### Page
# # # # # # #

= Alfred Gould (trade unionist) =

British trade unionist and politician (1856–1927)

Alfred Gould (23 May 1856 – 30 May 1927) was a British trade unionist and politician.

Born in Kingston-upon-Hull, Gould became a carpenter, initially working aboard a ship but, by 1881, onshore in Hull. He joined the Amalgamated Society of Carpenters and Joiners (ASC&J), and developed a keen interest in the labour movement. Convinced that there was a need for independent political representation for the movement, he was a founder member of the Independent Labour Party (ILP), and was a leading supporter of Tom McCarthy's unsuccessful campaign in Kingston upon Hull West at the 1895 United Kingdom general election.

Hull Trades Council opposed the ILP and undertook little activity in the late 1890s, but Gould consistently raised the party's causes there, and in 1897 he won election to the council's executive committee. By 1905, he was the leading figure on the council, which was dominated by supporters of the new Labour Representation Committee. He won election to Hull City Council, and though he lost his seat in 1911, he regained it two years later, and was adopted as the party's Prospective Parliamentary Candidate for Hull West.

During 1913, Gould was a leading opponent of the deportation of nine South African trade unionists to Britain, but the following year, he joined Havelock Wilson's campaign to exclude non-white sailors from British ships. He supported World War I, and spoke against conscientious objectors, and stood down from his Hull West candidacy on the outbreak of war.

Gould continued his trade union activity, winning election to the executive of the ASC&J, and from 1917 as the first chair of its National Executive Committee. In 1918, he was also appointed as the first chair of the National Federation of Building Trades Operatives, serving for two years.

# # # # # # #

(Records from a dataset)

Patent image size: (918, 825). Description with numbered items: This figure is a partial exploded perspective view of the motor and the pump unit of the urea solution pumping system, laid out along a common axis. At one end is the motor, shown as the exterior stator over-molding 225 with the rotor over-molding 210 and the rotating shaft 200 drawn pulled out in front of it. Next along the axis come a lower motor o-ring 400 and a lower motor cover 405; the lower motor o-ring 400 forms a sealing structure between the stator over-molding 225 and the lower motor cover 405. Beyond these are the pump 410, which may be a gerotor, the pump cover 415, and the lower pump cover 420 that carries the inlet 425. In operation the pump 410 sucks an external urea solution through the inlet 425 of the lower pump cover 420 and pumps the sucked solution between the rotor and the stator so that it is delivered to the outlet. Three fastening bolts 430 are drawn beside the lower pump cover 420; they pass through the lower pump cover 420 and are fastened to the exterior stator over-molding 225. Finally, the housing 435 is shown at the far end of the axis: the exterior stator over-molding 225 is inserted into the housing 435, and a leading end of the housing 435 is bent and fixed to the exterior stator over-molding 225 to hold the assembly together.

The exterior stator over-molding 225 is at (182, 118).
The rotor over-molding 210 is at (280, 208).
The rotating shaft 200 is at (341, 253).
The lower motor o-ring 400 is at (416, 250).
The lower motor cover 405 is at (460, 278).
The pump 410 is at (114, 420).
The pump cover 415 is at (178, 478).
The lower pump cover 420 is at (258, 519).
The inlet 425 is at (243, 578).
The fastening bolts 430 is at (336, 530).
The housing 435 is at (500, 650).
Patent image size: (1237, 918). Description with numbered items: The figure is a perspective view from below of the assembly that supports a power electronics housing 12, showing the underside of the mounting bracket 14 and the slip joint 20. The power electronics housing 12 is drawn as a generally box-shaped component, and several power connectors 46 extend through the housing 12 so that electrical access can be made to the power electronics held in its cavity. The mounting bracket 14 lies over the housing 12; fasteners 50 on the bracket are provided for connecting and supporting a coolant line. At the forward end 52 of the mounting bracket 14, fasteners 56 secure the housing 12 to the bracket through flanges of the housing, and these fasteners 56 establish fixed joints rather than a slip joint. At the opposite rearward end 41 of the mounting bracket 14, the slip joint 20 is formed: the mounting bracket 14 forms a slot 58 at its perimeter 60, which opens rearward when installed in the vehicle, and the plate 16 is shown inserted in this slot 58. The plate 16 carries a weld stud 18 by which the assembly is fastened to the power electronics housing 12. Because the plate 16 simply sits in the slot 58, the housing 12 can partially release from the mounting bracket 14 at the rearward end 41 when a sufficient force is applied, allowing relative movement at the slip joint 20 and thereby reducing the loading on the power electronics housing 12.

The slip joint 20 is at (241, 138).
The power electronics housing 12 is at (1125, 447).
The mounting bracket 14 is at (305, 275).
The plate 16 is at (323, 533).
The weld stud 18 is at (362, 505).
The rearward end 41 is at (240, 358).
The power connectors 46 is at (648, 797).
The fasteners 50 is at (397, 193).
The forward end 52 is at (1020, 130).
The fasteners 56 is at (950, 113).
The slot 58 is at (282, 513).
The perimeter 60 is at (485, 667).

# # # # # # #

### Do this
Output the Alfred Gould text in full, word for word. Rely only on the Alfred Gould text.

### Result
= Alfred Gould (trade unionist) =

British trade unionist and politician (1856–1927)

Alfred Gould (23 May 1856 – 30 May 1927) was a British trade unionist and politician.

Born in Kingston-upon-Hull, Gould became a carpenter, initially working aboard a ship but, by 1881, onshore in Hull. He joined the Amalgamated Society of Carpenters and Joiners (ASC&J), and developed a keen interest in the labour movement. Convinced that there was a need for independent political representation for the movement, he was a founder member of the Independent Labour Party (ILP), and was a leading supporter of Tom McCarthy's unsuccessful campaign in Kingston upon Hull West at the 1895 United Kingdom general election.

Hull Trades Council opposed the ILP and undertook little activity in the late 1890s, but Gould consistently raised the party's causes there, and in 1897 he won election to the council's executive committee. By 1905, he was the leading figure on the council, which was dominated by supporters of the new Labour Representation Committee. He won election to Hull City Council, and though he lost his seat in 1911, he regained it two years later, and was adopted as the party's Prospective Parliamentary Candidate for Hull West.

During 1913, Gould was a leading opponent of the deportation of nine South African trade unionists to Britain, but the following year, he joined Havelock Wilson's campaign to exclude non-white sailors from British ships. He supported World War I, and spoke against conscientious objectors, and stood down from his Hull West candidacy on the outbreak of war.

Gould continued his trade union activity, winning election to the executive of the ASC&J, and from 1917 as the first chair of its National Executive Committee. In 1918, he was also appointed as the first chair of the National Federation of Building Trades Operatives, serving for two years.